[REQUIRED TASK]
Every line of the records must be repeated exactly; pictures stay out.

[Start SUPPLIED RECORDS]

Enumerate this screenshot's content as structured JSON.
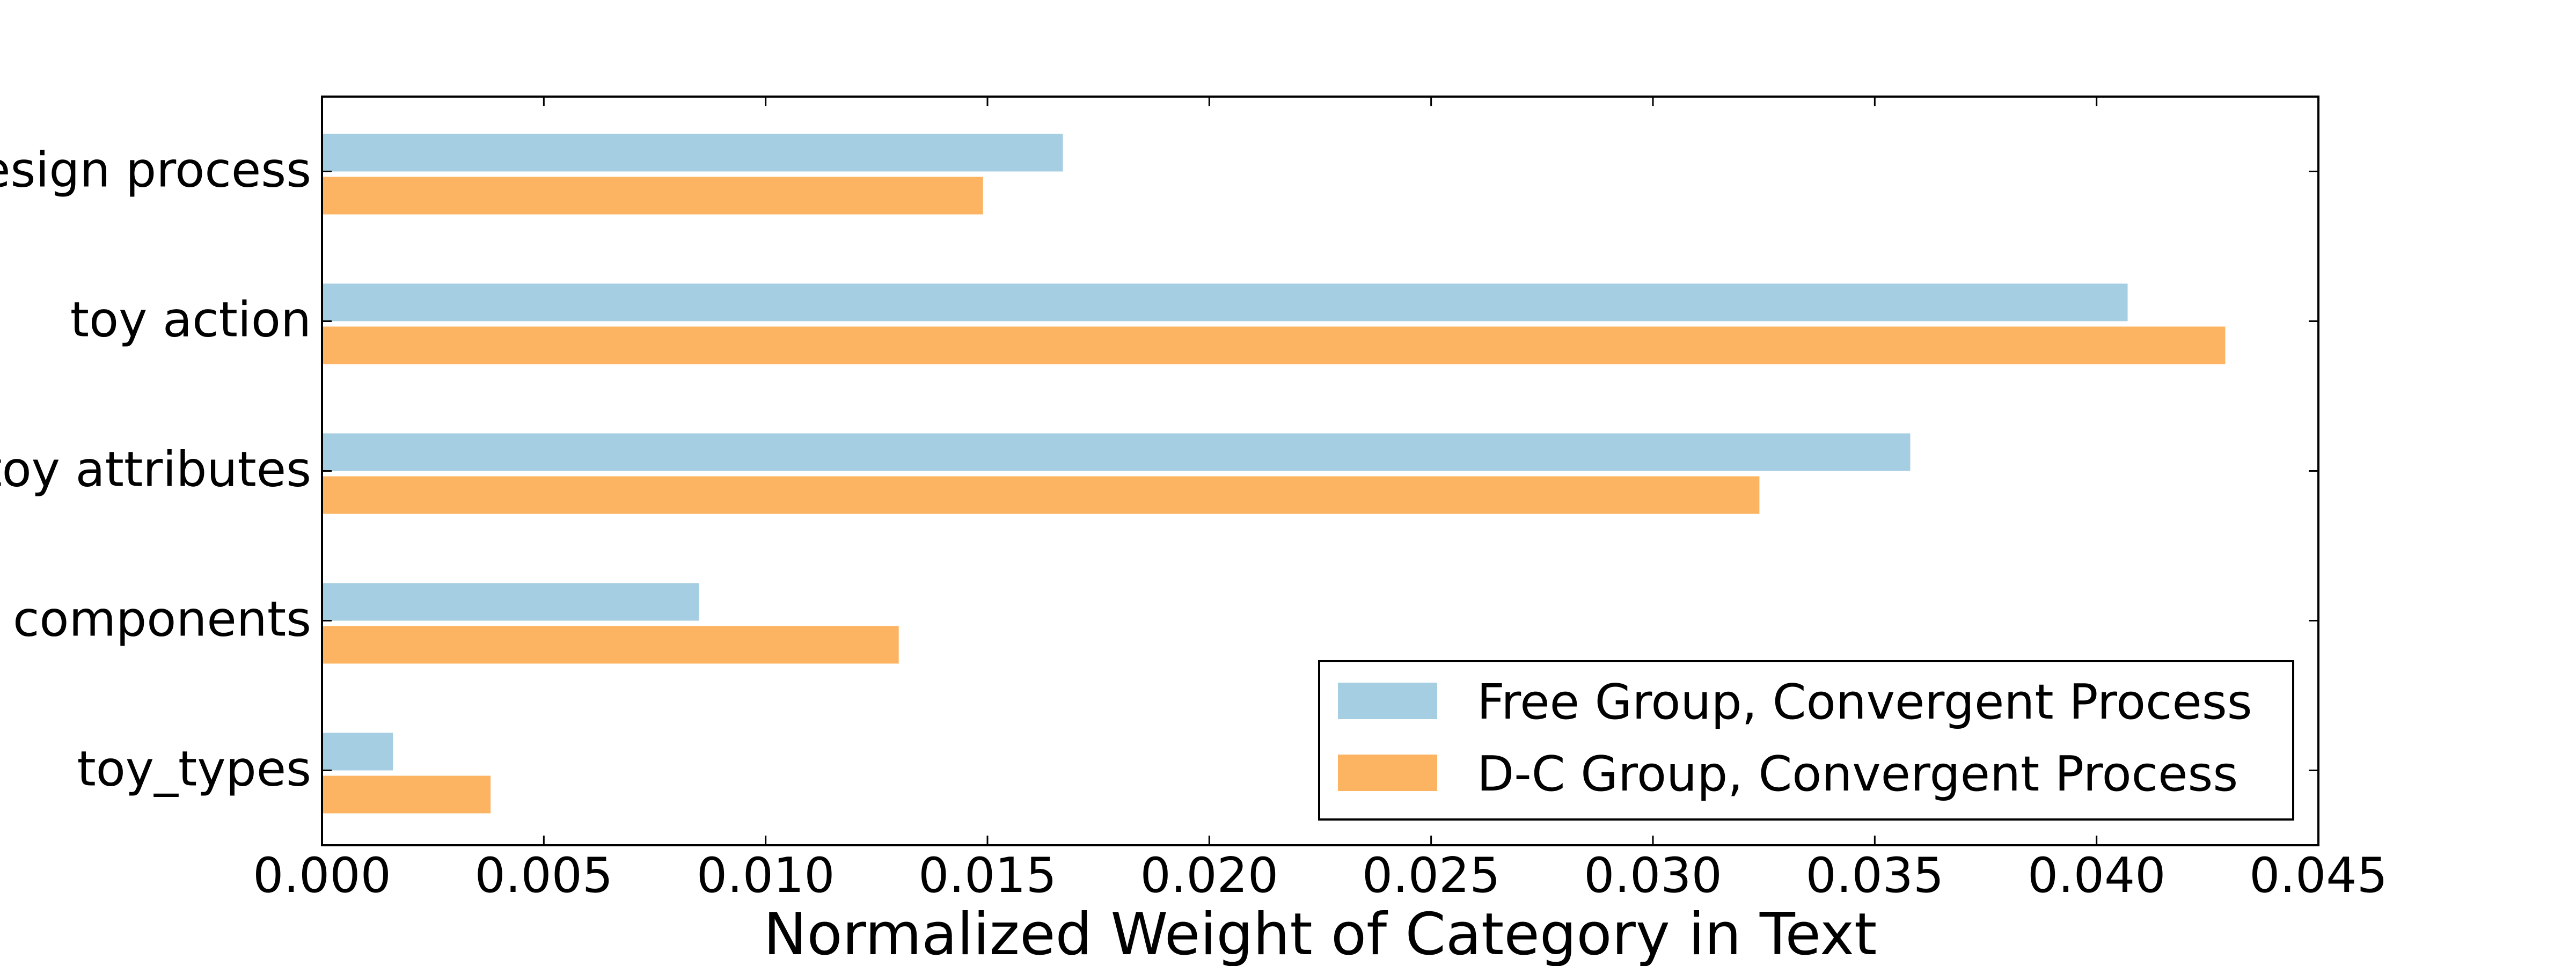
{
  "chart_data": {
    "type": "bar",
    "orientation": "horizontal",
    "categories": [
      "design process",
      "toy action",
      "toy attributes",
      "components",
      "toy_types"
    ],
    "series": [
      {
        "name": "Free Group, Convergent Process",
        "color": "#a6cee3",
        "values": [
          0.0167,
          0.0407,
          0.0358,
          0.0085,
          0.0016
        ]
      },
      {
        "name": "D-C Group, Convergent Process",
        "color": "#fdb462",
        "values": [
          0.0149,
          0.0429,
          0.0324,
          0.013,
          0.0038
        ]
      }
    ],
    "xlabel": "Normalized Weight of Category in Text",
    "ylabel": "",
    "xlim": [
      0,
      0.045
    ],
    "xticks": [
      "0.000",
      "0.005",
      "0.010",
      "0.015",
      "0.020",
      "0.025",
      "0.030",
      "0.035",
      "0.040",
      "0.045"
    ],
    "xtick_values": [
      0,
      0.005,
      0.01,
      0.015,
      0.02,
      0.025,
      0.03,
      0.035,
      0.04,
      0.045
    ],
    "grid": false,
    "legend_position": "bottom-right"
  }
}
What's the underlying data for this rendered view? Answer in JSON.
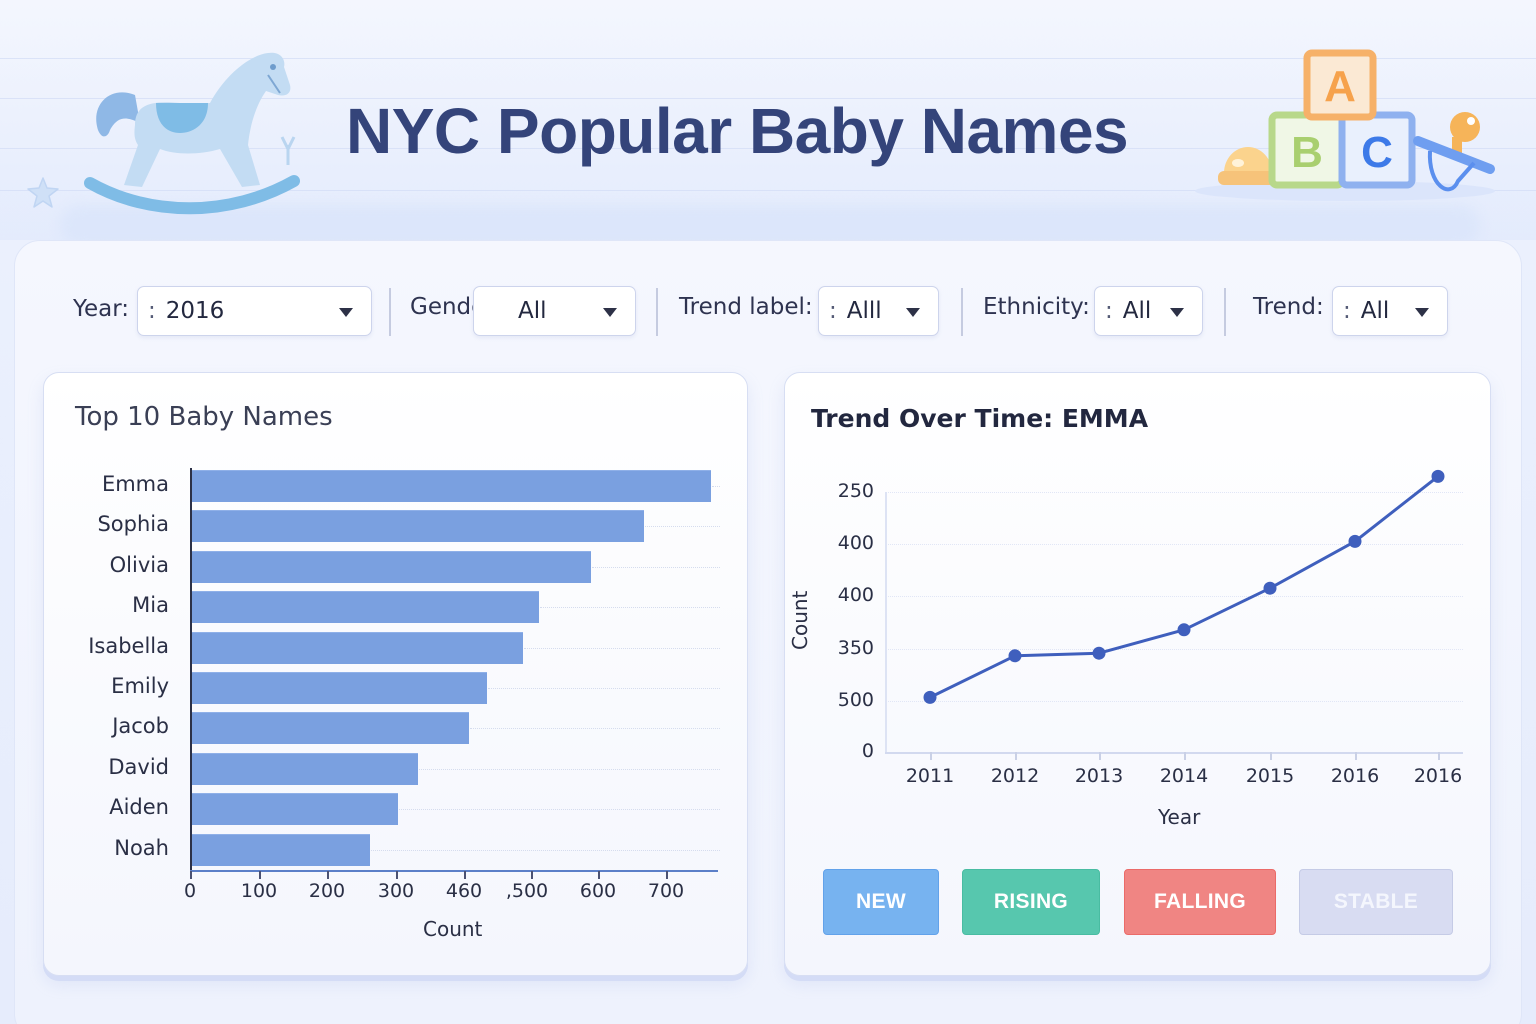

[End SUPPLIED RECORDS]

[WRITTEN ANSWER]
Enumerate this screenshot's content as structured JSON.
{
  "chart_data": {
    "type": "bar",
    "orientation": "horizontal",
    "categories": [
      "design process",
      "toy action",
      "toy attributes",
      "components",
      "toy_types"
    ],
    "series": [
      {
        "name": "Free Group, Convergent Process",
        "color": "#a6cee3",
        "values": [
          0.0167,
          0.0407,
          0.0358,
          0.0085,
          0.0016
        ]
      },
      {
        "name": "D-C Group, Convergent Process",
        "color": "#fdb462",
        "values": [
          0.0149,
          0.0429,
          0.0324,
          0.013,
          0.0038
        ]
      }
    ],
    "xlabel": "Normalized Weight of Category in Text",
    "ylabel": "",
    "xlim": [
      0,
      0.045
    ],
    "xticks": [
      "0.000",
      "0.005",
      "0.010",
      "0.015",
      "0.020",
      "0.025",
      "0.030",
      "0.035",
      "0.040",
      "0.045"
    ],
    "xtick_values": [
      0,
      0.005,
      0.01,
      0.015,
      0.02,
      0.025,
      0.03,
      0.035,
      0.04,
      0.045
    ],
    "grid": false,
    "legend_position": "bottom-right"
  }
}
What's the underlying data for this rendered view? Answer in JSON.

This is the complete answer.